Exercise details –
Transcribe the material verbatim in full; the pictures do not belong in the copy.

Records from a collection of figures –
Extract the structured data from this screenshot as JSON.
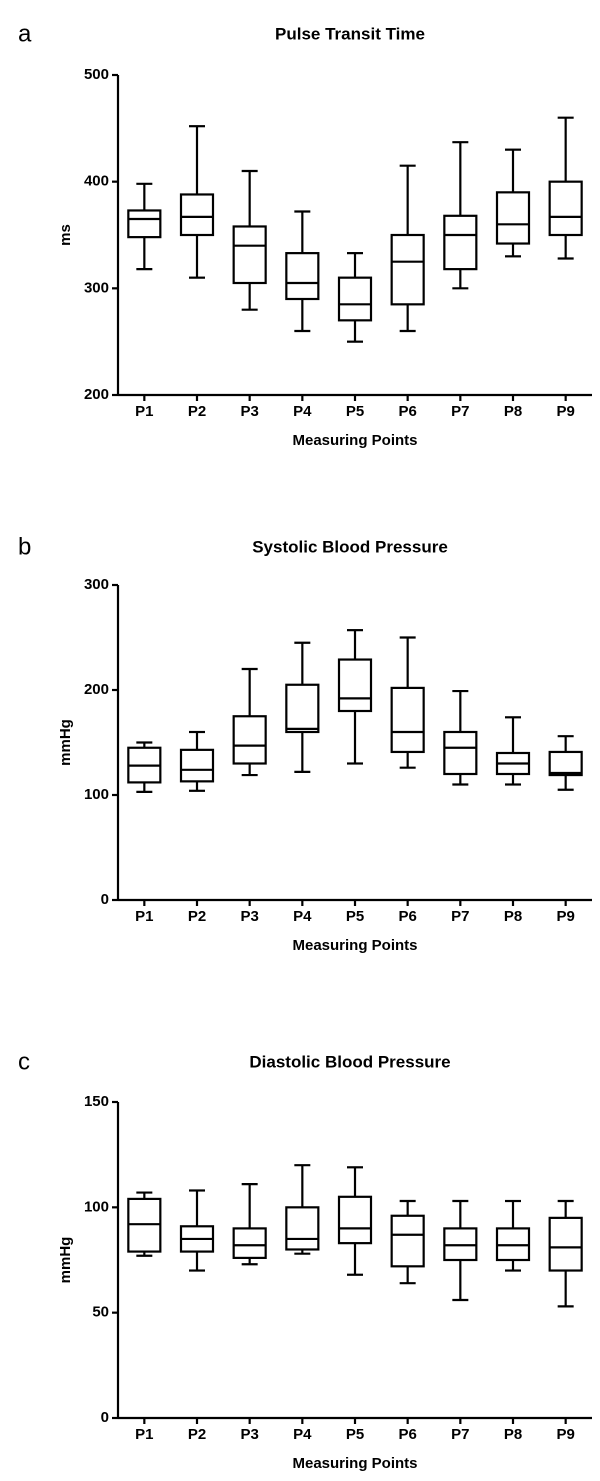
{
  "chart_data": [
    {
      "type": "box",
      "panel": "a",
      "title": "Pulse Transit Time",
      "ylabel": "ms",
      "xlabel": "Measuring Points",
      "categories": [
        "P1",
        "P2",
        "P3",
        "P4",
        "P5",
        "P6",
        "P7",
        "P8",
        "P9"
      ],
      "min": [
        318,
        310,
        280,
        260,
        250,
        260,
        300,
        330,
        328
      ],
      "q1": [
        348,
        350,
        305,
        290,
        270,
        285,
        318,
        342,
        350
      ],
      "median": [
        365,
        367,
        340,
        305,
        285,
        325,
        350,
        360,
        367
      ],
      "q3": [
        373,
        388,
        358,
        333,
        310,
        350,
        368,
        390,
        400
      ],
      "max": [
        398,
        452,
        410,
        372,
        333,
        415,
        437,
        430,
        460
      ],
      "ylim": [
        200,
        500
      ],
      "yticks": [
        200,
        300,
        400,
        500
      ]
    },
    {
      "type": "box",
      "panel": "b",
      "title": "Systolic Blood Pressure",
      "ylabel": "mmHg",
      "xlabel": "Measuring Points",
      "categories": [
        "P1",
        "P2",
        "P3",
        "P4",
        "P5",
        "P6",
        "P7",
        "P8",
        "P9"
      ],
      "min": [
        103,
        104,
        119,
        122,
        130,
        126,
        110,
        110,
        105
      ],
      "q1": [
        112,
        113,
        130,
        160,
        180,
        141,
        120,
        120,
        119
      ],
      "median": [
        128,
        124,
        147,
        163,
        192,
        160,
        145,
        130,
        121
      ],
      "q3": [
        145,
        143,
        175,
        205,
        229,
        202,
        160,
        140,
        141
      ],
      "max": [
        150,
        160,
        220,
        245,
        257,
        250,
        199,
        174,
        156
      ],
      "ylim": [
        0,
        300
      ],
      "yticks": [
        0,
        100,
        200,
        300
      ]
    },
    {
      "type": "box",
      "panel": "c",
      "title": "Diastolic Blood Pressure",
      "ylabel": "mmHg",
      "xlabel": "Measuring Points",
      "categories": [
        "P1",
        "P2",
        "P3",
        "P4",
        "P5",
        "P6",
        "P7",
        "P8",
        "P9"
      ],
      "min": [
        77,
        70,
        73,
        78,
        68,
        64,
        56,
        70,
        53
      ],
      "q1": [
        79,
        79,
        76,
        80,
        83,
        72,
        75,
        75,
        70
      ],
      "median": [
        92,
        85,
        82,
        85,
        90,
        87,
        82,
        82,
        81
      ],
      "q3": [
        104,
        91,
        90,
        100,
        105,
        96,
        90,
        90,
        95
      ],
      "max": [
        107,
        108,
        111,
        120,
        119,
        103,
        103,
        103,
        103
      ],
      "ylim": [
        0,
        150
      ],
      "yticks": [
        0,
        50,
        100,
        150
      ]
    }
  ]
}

Answer to this problem –
Extract the structured data from this screenshot as JSON.
{
  "chart_data": [
    {
      "type": "box",
      "panel": "a",
      "title": "Pulse Transit Time",
      "ylabel": "ms",
      "xlabel": "Measuring Points",
      "categories": [
        "P1",
        "P2",
        "P3",
        "P4",
        "P5",
        "P6",
        "P7",
        "P8",
        "P9"
      ],
      "min": [
        318,
        310,
        280,
        260,
        250,
        260,
        300,
        330,
        328
      ],
      "q1": [
        348,
        350,
        305,
        290,
        270,
        285,
        318,
        342,
        350
      ],
      "median": [
        365,
        367,
        340,
        305,
        285,
        325,
        350,
        360,
        367
      ],
      "q3": [
        373,
        388,
        358,
        333,
        310,
        350,
        368,
        390,
        400
      ],
      "max": [
        398,
        452,
        410,
        372,
        333,
        415,
        437,
        430,
        460
      ],
      "ylim": [
        200,
        500
      ],
      "yticks": [
        200,
        300,
        400,
        500
      ]
    },
    {
      "type": "box",
      "panel": "b",
      "title": "Systolic Blood Pressure",
      "ylabel": "mmHg",
      "xlabel": "Measuring Points",
      "categories": [
        "P1",
        "P2",
        "P3",
        "P4",
        "P5",
        "P6",
        "P7",
        "P8",
        "P9"
      ],
      "min": [
        103,
        104,
        119,
        122,
        130,
        126,
        110,
        110,
        105
      ],
      "q1": [
        112,
        113,
        130,
        160,
        180,
        141,
        120,
        120,
        119
      ],
      "median": [
        128,
        124,
        147,
        163,
        192,
        160,
        145,
        130,
        121
      ],
      "q3": [
        145,
        143,
        175,
        205,
        229,
        202,
        160,
        140,
        141
      ],
      "max": [
        150,
        160,
        220,
        245,
        257,
        250,
        199,
        174,
        156
      ],
      "ylim": [
        0,
        300
      ],
      "yticks": [
        0,
        100,
        200,
        300
      ]
    },
    {
      "type": "box",
      "panel": "c",
      "title": "Diastolic Blood Pressure",
      "ylabel": "mmHg",
      "xlabel": "Measuring Points",
      "categories": [
        "P1",
        "P2",
        "P3",
        "P4",
        "P5",
        "P6",
        "P7",
        "P8",
        "P9"
      ],
      "min": [
        77,
        70,
        73,
        78,
        68,
        64,
        56,
        70,
        53
      ],
      "q1": [
        79,
        79,
        76,
        80,
        83,
        72,
        75,
        75,
        70
      ],
      "median": [
        92,
        85,
        82,
        85,
        90,
        87,
        82,
        82,
        81
      ],
      "q3": [
        104,
        91,
        90,
        100,
        105,
        96,
        90,
        90,
        95
      ],
      "max": [
        107,
        108,
        111,
        120,
        119,
        103,
        103,
        103,
        103
      ],
      "ylim": [
        0,
        150
      ],
      "yticks": [
        0,
        50,
        100,
        150
      ]
    }
  ]
}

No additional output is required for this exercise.